═════ Given records ═════

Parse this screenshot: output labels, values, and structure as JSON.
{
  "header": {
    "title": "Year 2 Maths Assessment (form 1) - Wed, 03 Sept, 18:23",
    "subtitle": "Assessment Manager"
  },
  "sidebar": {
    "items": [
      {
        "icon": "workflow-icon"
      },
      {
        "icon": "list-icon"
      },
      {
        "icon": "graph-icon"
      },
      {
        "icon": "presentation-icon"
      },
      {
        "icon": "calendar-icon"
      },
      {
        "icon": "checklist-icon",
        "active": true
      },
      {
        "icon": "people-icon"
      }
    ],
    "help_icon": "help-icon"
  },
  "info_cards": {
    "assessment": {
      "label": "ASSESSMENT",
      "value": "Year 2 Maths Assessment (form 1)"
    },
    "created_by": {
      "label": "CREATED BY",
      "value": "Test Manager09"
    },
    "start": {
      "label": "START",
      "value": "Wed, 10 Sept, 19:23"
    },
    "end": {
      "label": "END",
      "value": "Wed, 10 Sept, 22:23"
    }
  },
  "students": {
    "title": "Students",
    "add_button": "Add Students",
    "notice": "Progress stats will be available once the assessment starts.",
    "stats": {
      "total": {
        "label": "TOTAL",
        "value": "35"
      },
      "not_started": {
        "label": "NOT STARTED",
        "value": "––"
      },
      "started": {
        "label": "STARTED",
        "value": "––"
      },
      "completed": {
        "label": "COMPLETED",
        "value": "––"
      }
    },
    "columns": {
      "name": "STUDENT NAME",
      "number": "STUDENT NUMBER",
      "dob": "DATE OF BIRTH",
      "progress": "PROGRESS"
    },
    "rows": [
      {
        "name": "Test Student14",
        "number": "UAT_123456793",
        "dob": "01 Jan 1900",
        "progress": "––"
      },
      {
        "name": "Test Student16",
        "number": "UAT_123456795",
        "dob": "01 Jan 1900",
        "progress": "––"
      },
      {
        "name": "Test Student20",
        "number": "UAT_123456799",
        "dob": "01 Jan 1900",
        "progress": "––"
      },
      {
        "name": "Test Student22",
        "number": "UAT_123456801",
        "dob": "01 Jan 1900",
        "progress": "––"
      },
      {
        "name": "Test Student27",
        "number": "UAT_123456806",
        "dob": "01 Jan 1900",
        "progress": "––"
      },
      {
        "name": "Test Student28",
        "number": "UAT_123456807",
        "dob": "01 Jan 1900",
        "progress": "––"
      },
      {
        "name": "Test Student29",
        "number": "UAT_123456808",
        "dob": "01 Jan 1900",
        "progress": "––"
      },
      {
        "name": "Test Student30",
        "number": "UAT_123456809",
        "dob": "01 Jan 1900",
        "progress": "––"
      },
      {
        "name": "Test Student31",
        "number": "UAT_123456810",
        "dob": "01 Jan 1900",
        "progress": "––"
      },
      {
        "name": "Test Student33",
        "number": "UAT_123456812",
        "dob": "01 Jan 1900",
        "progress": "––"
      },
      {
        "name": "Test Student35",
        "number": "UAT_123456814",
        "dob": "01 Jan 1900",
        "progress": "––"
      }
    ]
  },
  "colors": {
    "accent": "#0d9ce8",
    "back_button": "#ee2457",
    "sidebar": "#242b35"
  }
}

═════

■ Task requirements:
Search the data for "icon". Copy every line that has it.

■ Response to the exercise:
        "icon": "workflow-icon"
        "icon": "list-icon"
        "icon": "graph-icon"
        "icon": "presentation-icon"
        "icon": "calendar-icon"
        "icon": "checklist-icon",
        "icon": "people-icon"
    "help_icon": "help-icon"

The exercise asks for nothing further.